What is expected
A line qualifies if it holds the string "Carbohydrates". Copy every qualifying line from the records.

*** Material shown Section Begins ***

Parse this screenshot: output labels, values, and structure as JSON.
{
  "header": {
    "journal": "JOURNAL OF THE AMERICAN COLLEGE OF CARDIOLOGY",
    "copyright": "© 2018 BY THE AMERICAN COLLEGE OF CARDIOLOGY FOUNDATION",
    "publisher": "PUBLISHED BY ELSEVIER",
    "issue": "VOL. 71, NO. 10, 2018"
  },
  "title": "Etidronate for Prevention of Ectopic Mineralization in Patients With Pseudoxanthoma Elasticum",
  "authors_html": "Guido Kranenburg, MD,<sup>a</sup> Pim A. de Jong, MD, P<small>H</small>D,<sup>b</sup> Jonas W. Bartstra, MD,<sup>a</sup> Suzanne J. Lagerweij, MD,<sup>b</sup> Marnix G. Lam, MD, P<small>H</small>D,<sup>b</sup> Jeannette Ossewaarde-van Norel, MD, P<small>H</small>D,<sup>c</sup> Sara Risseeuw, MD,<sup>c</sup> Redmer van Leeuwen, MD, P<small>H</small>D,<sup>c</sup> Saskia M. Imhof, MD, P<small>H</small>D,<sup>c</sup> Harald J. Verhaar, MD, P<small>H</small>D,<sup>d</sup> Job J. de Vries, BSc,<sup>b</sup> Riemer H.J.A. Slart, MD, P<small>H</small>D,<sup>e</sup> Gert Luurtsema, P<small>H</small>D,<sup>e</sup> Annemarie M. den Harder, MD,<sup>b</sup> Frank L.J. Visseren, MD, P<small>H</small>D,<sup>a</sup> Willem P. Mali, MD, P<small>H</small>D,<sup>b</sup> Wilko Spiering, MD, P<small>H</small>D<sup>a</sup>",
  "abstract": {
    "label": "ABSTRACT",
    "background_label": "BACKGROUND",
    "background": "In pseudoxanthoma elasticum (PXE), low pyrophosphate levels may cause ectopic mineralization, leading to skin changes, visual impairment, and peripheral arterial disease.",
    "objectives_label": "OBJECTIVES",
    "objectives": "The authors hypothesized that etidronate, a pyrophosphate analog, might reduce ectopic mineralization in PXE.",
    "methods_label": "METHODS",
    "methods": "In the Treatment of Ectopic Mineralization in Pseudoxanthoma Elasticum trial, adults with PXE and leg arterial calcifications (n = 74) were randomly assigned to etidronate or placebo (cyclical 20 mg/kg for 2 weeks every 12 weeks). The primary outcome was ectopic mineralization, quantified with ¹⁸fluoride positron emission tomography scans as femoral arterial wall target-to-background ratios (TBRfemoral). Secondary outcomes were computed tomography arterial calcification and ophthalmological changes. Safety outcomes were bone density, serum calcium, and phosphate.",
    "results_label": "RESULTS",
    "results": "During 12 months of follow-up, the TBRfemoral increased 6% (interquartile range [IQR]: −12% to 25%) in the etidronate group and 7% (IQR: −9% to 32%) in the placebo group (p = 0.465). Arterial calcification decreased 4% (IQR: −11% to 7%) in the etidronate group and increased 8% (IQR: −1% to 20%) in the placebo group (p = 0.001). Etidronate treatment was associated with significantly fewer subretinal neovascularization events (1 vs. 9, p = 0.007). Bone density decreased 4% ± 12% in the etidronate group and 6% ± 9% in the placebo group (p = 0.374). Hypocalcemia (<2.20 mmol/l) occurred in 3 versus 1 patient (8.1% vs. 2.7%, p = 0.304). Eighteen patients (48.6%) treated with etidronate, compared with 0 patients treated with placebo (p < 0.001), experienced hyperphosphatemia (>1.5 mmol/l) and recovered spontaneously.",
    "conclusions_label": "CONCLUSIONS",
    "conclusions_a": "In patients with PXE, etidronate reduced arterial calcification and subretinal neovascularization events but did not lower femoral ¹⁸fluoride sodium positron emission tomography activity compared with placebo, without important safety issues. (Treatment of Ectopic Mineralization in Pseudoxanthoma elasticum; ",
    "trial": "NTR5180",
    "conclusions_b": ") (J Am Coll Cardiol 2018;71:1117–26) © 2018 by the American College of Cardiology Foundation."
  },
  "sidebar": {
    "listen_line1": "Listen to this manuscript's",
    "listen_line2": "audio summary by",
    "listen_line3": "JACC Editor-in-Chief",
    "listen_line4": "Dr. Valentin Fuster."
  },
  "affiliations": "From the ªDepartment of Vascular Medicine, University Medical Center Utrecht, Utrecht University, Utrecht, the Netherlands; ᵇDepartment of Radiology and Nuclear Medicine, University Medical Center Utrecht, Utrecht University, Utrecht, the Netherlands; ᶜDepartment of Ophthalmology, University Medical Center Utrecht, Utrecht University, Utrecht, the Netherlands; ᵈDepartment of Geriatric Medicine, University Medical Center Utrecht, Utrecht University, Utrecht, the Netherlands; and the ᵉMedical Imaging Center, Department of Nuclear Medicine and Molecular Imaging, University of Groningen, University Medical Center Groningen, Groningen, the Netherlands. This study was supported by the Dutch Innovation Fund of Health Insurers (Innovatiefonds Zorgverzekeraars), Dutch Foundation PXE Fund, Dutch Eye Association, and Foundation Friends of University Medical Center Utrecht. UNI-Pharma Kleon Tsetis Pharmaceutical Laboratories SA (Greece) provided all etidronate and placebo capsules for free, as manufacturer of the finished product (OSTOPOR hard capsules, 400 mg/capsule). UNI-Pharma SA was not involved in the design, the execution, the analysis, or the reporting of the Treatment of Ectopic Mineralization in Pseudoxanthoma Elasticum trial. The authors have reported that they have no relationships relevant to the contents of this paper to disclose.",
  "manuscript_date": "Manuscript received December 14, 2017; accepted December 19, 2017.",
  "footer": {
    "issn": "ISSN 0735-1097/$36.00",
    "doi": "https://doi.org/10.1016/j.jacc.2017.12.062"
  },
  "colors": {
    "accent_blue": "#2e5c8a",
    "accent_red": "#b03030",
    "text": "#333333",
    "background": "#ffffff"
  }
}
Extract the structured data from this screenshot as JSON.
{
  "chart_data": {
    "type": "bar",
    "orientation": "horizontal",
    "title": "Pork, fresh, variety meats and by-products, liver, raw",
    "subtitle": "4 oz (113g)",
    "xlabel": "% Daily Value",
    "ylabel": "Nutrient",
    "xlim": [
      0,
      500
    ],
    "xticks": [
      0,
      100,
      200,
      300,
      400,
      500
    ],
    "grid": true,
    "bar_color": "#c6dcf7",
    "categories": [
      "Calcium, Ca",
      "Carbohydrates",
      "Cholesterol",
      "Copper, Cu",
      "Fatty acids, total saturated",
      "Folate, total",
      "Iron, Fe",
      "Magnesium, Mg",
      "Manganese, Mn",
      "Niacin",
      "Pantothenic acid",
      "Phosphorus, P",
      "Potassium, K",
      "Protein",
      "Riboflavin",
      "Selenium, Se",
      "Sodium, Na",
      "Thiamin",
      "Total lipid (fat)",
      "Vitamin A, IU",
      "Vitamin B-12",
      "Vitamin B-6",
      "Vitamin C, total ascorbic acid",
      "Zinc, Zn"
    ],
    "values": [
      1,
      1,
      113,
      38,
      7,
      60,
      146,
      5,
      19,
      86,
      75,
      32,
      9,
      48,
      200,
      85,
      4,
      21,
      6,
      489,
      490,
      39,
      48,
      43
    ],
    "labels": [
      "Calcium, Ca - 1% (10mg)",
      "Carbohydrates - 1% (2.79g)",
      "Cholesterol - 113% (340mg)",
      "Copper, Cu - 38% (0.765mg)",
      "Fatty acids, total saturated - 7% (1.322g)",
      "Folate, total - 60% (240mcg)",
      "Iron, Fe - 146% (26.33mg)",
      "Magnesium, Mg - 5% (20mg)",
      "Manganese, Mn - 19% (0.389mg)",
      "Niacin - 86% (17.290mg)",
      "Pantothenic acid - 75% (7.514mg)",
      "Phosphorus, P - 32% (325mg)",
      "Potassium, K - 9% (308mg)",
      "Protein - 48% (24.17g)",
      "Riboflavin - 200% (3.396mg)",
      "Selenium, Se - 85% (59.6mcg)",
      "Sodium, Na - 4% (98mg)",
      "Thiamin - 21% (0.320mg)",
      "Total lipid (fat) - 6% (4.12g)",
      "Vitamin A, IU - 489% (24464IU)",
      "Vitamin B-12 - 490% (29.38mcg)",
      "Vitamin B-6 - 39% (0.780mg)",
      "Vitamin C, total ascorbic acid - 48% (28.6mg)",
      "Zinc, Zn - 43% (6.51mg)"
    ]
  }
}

*** Material shown Section Ends ***

Response area
      "Carbohydrates",
      "Carbohydrates - 1% (2.79g)",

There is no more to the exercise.